Data for the task >>
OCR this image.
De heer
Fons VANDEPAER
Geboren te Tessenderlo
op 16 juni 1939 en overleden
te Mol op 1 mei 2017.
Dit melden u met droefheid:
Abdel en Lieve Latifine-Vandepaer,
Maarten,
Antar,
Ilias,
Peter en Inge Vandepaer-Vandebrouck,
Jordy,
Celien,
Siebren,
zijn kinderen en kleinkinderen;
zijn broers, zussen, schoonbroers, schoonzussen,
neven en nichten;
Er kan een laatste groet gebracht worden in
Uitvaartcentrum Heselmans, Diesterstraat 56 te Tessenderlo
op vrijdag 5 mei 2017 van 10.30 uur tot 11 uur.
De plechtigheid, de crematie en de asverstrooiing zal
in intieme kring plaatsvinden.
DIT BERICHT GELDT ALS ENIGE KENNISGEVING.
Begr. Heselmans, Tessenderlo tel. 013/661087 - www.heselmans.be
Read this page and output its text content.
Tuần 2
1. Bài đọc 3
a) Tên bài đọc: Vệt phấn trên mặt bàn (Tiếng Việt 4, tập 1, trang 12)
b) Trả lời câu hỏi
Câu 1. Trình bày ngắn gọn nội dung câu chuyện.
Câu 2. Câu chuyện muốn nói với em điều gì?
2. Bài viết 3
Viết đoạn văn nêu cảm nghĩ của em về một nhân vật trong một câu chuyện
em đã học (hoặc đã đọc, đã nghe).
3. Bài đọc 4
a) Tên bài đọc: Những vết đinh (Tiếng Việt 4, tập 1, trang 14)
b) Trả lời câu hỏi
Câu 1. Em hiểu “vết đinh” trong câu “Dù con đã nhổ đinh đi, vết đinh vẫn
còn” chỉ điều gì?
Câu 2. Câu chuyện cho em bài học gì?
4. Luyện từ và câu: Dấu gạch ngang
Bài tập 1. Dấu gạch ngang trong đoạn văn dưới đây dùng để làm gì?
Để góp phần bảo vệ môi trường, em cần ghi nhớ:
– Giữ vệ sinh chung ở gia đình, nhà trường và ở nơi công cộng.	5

Your task >> The answer is a single number, the count of lines in the records that contain the string "gạch".

In response >> 2